What to work on - Repeat all entries exactly.
::::::::
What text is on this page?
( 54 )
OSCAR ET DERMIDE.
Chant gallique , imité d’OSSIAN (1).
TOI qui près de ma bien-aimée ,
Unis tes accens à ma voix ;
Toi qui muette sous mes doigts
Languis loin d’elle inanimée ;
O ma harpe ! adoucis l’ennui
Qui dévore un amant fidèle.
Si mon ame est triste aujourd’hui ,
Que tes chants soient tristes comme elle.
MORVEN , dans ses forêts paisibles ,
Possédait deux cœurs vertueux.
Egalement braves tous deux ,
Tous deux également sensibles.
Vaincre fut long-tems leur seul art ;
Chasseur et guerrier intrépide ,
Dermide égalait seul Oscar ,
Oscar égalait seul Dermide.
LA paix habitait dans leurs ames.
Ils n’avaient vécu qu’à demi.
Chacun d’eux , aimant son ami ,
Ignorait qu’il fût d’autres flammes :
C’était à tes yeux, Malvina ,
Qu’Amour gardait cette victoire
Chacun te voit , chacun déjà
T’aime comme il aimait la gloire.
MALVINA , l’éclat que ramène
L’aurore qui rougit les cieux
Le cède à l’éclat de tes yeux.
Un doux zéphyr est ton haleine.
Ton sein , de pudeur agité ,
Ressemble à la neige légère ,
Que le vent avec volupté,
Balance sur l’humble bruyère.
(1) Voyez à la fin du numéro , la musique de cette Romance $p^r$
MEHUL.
::::::::
Final answer -
What text is on this page?
( 54 )
OSCAR ET DERMIDE.
Chant gallique , imité d’OSSIAN (1).
TOI qui près de ma bien-aimée ,
Unis tes accens à ma voix ;
Toi qui muette sous mes doigts
Languis loin d’elle inanimée ;
O ma harpe ! adoucis l’ennui
Qui dévore un amant fidèle.
Si mon ame est triste aujourd’hui ,
Que tes chants soient tristes comme elle.
MORVEN , dans ses forêts paisibles ,
Possédait deux cœurs vertueux.
Egalement braves tous deux ,
Tous deux également sensibles.
Vaincre fut long-tems leur seul art ;
Chasseur et guerrier intrépide ,
Dermide égalait seul Oscar ,
Oscar égalait seul Dermide.
LA paix habitait dans leurs ames.
Ils n’avaient vécu qu’à demi.
Chacun d’eux , aimant son ami ,
Ignorait qu’il fût d’autres flammes :
C’était à tes yeux, Malvina ,
Qu’Amour gardait cette victoire
Chacun te voit , chacun déjà
T’aime comme il aimait la gloire.
MALVINA , l’éclat que ramène
L’aurore qui rougit les cieux
Le cède à l’éclat de tes yeux.
Un doux zéphyr est ton haleine.
Ton sein , de pudeur agité ,
Ressemble à la neige légère ,
Que le vent avec volupté,
Balance sur l’humble bruyère.
(1) Voyez à la fin du numéro , la musique de cette Romance $p^r$
MEHUL.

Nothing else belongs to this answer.